Records for the task start

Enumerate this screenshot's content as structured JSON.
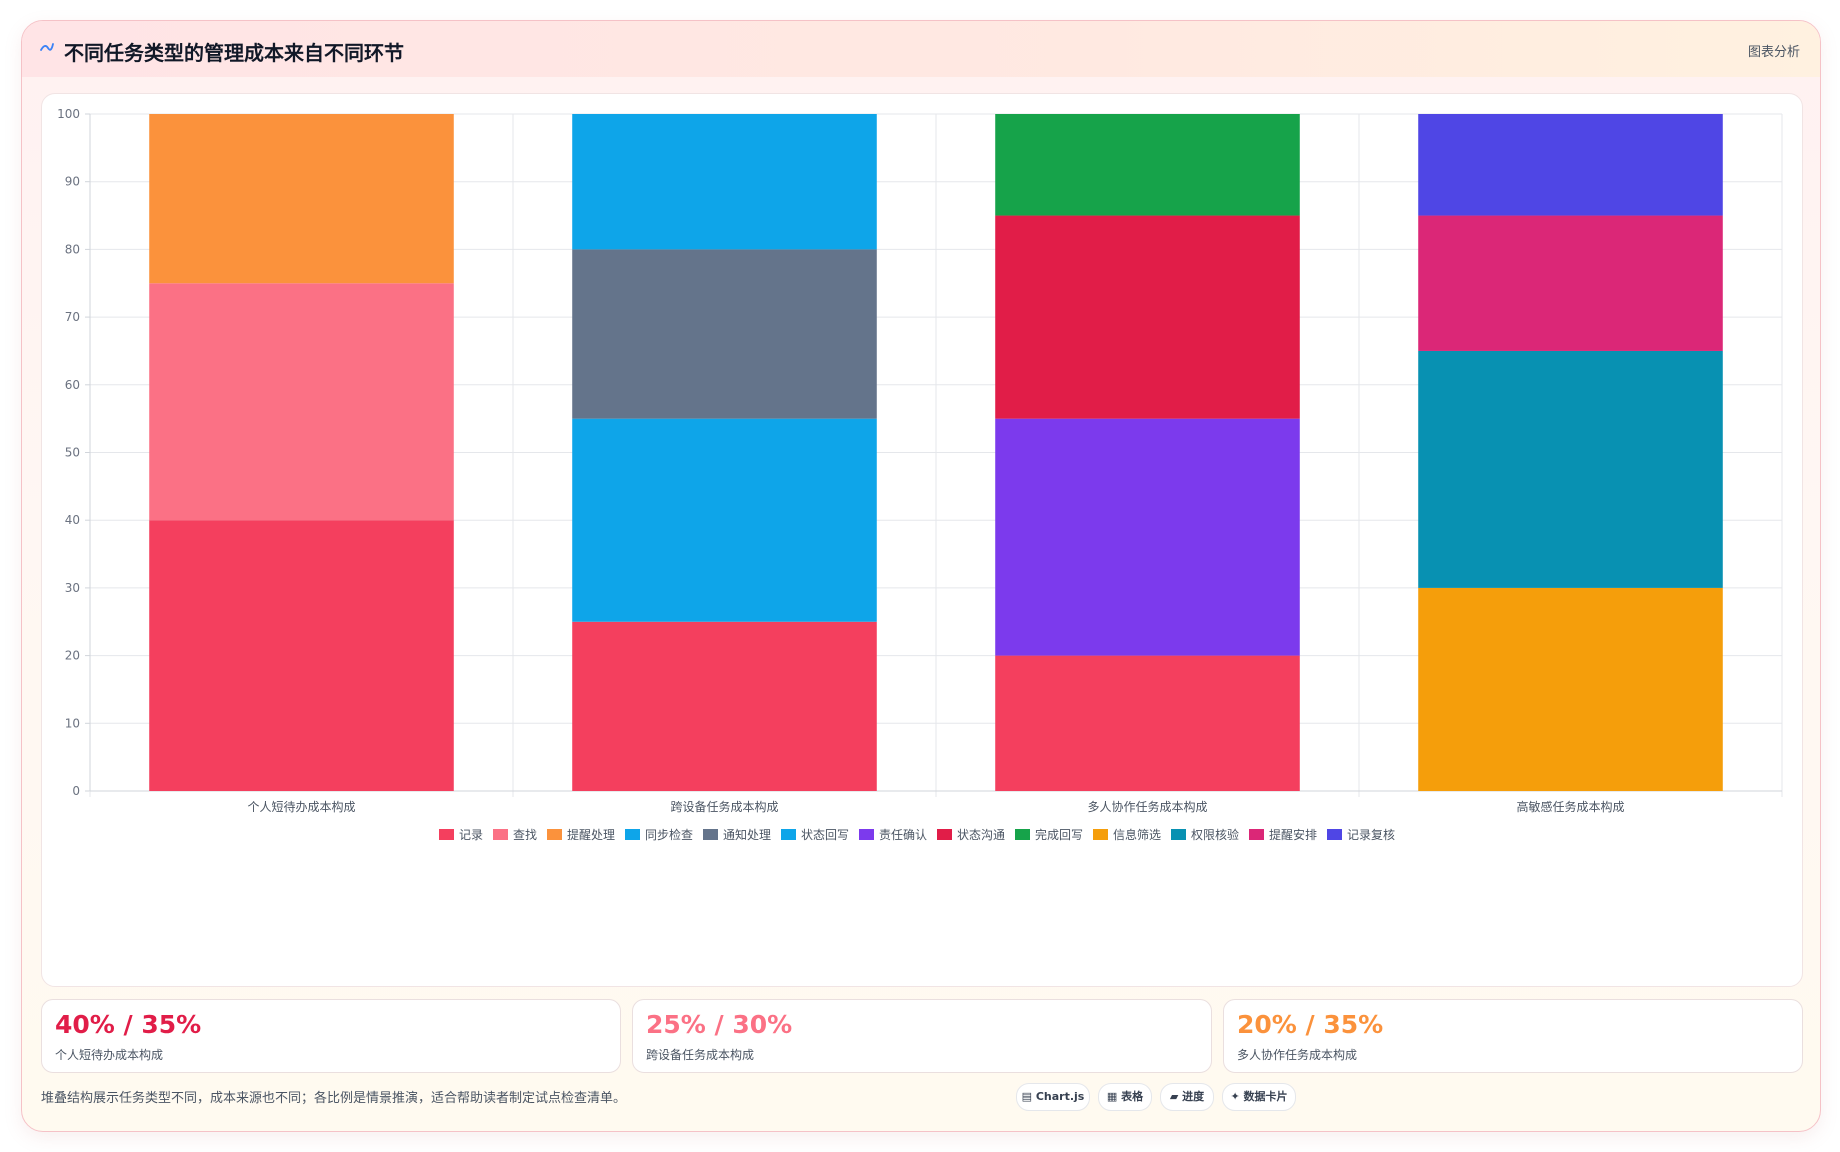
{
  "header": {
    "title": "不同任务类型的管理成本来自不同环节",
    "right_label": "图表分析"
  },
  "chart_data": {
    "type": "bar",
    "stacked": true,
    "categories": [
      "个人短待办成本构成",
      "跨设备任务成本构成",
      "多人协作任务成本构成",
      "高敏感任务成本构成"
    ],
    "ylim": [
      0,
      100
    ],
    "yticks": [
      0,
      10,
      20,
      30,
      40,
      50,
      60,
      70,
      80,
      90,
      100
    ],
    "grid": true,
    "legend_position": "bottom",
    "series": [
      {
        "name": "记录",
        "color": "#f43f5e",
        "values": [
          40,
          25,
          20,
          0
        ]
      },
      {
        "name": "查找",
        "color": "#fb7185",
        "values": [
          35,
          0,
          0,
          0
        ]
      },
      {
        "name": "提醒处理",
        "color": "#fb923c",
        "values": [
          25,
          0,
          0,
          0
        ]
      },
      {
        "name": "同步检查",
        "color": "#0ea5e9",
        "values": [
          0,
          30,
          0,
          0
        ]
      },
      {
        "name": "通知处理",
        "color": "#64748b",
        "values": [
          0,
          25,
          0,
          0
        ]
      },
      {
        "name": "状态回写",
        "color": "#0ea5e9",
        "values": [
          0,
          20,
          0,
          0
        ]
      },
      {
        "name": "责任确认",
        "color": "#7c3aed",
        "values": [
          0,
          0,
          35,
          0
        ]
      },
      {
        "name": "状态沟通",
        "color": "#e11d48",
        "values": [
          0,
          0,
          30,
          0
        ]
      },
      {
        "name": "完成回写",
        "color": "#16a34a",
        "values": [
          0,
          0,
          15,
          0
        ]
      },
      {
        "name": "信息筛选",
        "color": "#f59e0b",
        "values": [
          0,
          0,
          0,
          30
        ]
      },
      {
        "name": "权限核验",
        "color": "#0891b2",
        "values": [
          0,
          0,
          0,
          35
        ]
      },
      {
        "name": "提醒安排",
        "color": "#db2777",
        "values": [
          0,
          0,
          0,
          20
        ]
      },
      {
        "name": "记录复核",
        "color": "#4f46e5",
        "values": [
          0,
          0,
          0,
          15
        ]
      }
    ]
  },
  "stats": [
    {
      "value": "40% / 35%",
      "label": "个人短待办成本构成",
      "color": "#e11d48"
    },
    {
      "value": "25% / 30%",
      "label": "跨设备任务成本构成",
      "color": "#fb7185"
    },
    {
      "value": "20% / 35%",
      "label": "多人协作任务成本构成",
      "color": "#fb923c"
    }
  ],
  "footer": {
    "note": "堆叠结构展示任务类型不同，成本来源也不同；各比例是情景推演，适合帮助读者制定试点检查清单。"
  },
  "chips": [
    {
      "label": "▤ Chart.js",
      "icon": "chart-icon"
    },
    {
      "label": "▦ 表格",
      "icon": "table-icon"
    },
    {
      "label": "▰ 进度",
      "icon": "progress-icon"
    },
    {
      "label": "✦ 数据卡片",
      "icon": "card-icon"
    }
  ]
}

Records for the task end

**Goal:** Copy the data word for word. Pictures do not go in the copy.

**Task response:**
Enumerate this screenshot's content as structured JSON.
{
  "header": {
    "title": "不同任务类型的管理成本来自不同环节",
    "right_label": "图表分析"
  },
  "chart_data": {
    "type": "bar",
    "stacked": true,
    "categories": [
      "个人短待办成本构成",
      "跨设备任务成本构成",
      "多人协作任务成本构成",
      "高敏感任务成本构成"
    ],
    "ylim": [
      0,
      100
    ],
    "yticks": [
      0,
      10,
      20,
      30,
      40,
      50,
      60,
      70,
      80,
      90,
      100
    ],
    "grid": true,
    "legend_position": "bottom",
    "series": [
      {
        "name": "记录",
        "color": "#f43f5e",
        "values": [
          40,
          25,
          20,
          0
        ]
      },
      {
        "name": "查找",
        "color": "#fb7185",
        "values": [
          35,
          0,
          0,
          0
        ]
      },
      {
        "name": "提醒处理",
        "color": "#fb923c",
        "values": [
          25,
          0,
          0,
          0
        ]
      },
      {
        "name": "同步检查",
        "color": "#0ea5e9",
        "values": [
          0,
          30,
          0,
          0
        ]
      },
      {
        "name": "通知处理",
        "color": "#64748b",
        "values": [
          0,
          25,
          0,
          0
        ]
      },
      {
        "name": "状态回写",
        "color": "#0ea5e9",
        "values": [
          0,
          20,
          0,
          0
        ]
      },
      {
        "name": "责任确认",
        "color": "#7c3aed",
        "values": [
          0,
          0,
          35,
          0
        ]
      },
      {
        "name": "状态沟通",
        "color": "#e11d48",
        "values": [
          0,
          0,
          30,
          0
        ]
      },
      {
        "name": "完成回写",
        "color": "#16a34a",
        "values": [
          0,
          0,
          15,
          0
        ]
      },
      {
        "name": "信息筛选",
        "color": "#f59e0b",
        "values": [
          0,
          0,
          0,
          30
        ]
      },
      {
        "name": "权限核验",
        "color": "#0891b2",
        "values": [
          0,
          0,
          0,
          35
        ]
      },
      {
        "name": "提醒安排",
        "color": "#db2777",
        "values": [
          0,
          0,
          0,
          20
        ]
      },
      {
        "name": "记录复核",
        "color": "#4f46e5",
        "values": [
          0,
          0,
          0,
          15
        ]
      }
    ]
  },
  "stats": [
    {
      "value": "40% / 35%",
      "label": "个人短待办成本构成",
      "color": "#e11d48"
    },
    {
      "value": "25% / 30%",
      "label": "跨设备任务成本构成",
      "color": "#fb7185"
    },
    {
      "value": "20% / 35%",
      "label": "多人协作任务成本构成",
      "color": "#fb923c"
    }
  ],
  "footer": {
    "note": "堆叠结构展示任务类型不同，成本来源也不同；各比例是情景推演，适合帮助读者制定试点检查清单。"
  },
  "chips": [
    {
      "label": "▤ Chart.js",
      "icon": "chart-icon"
    },
    {
      "label": "▦ 表格",
      "icon": "table-icon"
    },
    {
      "label": "▰ 进度",
      "icon": "progress-icon"
    },
    {
      "label": "✦ 数据卡片",
      "icon": "card-icon"
    }
  ]
}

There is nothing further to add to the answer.